■ Stated goal: Each line that holds the word "count" is to be identified and copied.

↓↓↓

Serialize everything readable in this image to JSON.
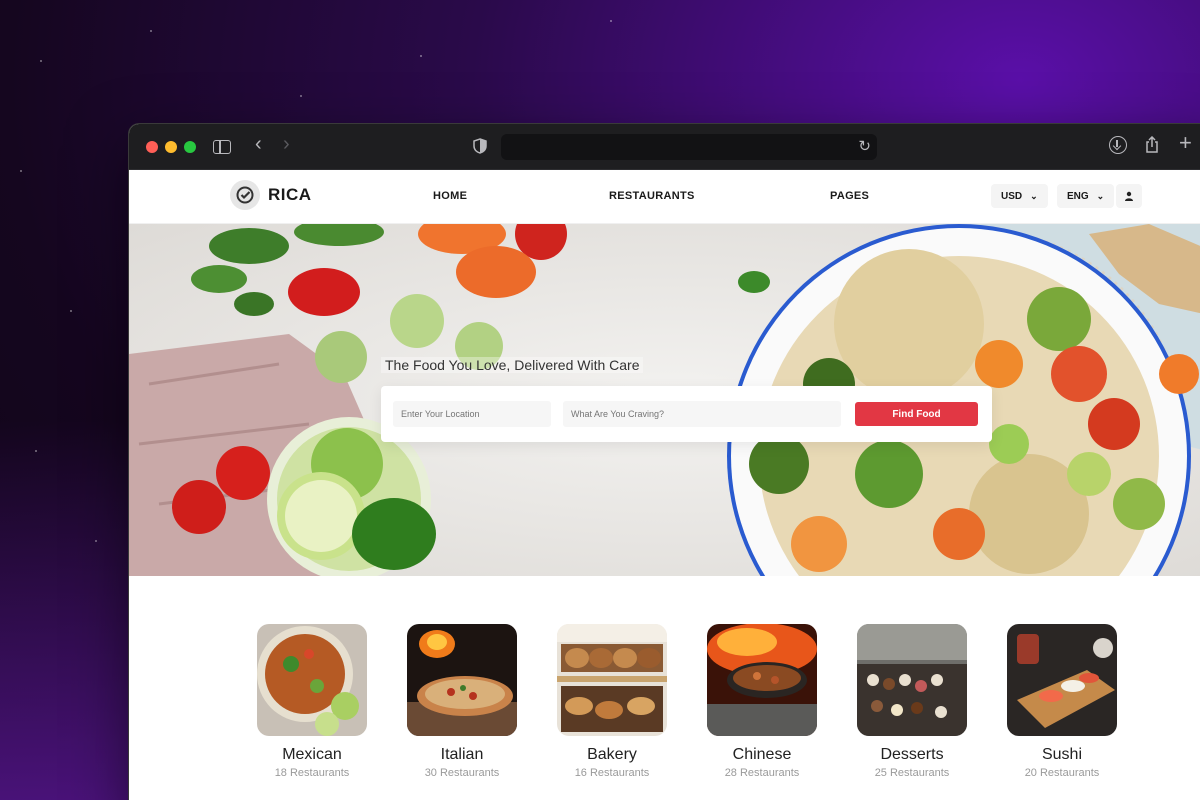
{
  "browser": {
    "url": ""
  },
  "nav": {
    "brand": "RICA",
    "links": [
      "HOME",
      "RESTAURANTS",
      "PAGES"
    ],
    "currency": "USD",
    "language": "ENG"
  },
  "hero": {
    "tagline": "The Food You Love, Delivered With Care",
    "location_placeholder": "Enter Your Location",
    "craving_placeholder": "What Are You Craving?",
    "cta": "Find Food"
  },
  "categories": [
    {
      "name": "Mexican",
      "count": "18 Restaurants"
    },
    {
      "name": "Italian",
      "count": "30 Restaurants"
    },
    {
      "name": "Bakery",
      "count": "16 Restaurants"
    },
    {
      "name": "Chinese",
      "count": "28 Restaurants"
    },
    {
      "name": "Desserts",
      "count": "25 Restaurants"
    },
    {
      "name": "Sushi",
      "count": "20 Restaurants"
    }
  ],
  "colors": {
    "accent": "#e23744",
    "backdrop": "#2a0a4a"
  },
  "icons": [
    "sidebar-icon",
    "back-icon",
    "forward-icon",
    "shield-icon",
    "reload-icon",
    "download-icon",
    "share-icon",
    "new-tab-icon",
    "check-badge-icon",
    "chevron-down-icon",
    "user-icon"
  ]
}
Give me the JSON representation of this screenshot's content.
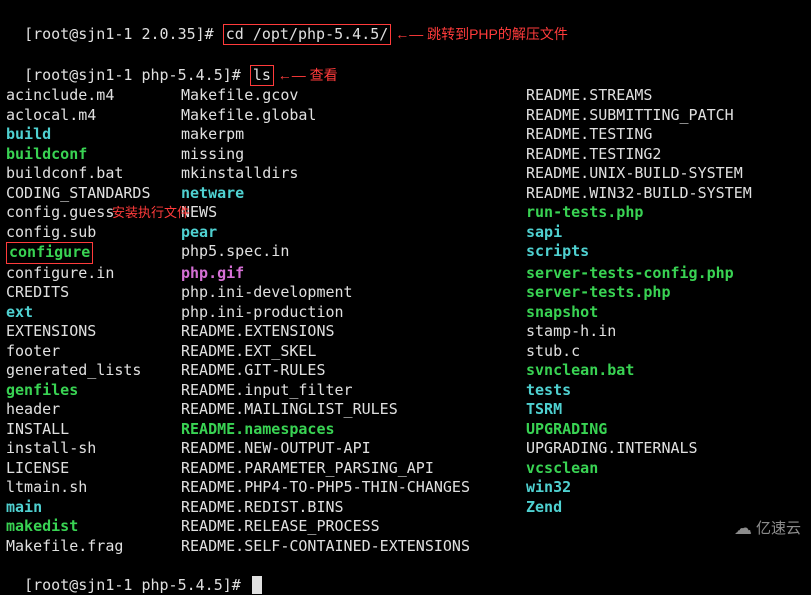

↑↑↑

■ Task result:
      "count": "18 Restaurants"
      "count": "30 Restaurants"
      "count": "16 Restaurants"
      "count": "28 Restaurants"
      "count": "25 Restaurants"
      "count": "20 Restaurants"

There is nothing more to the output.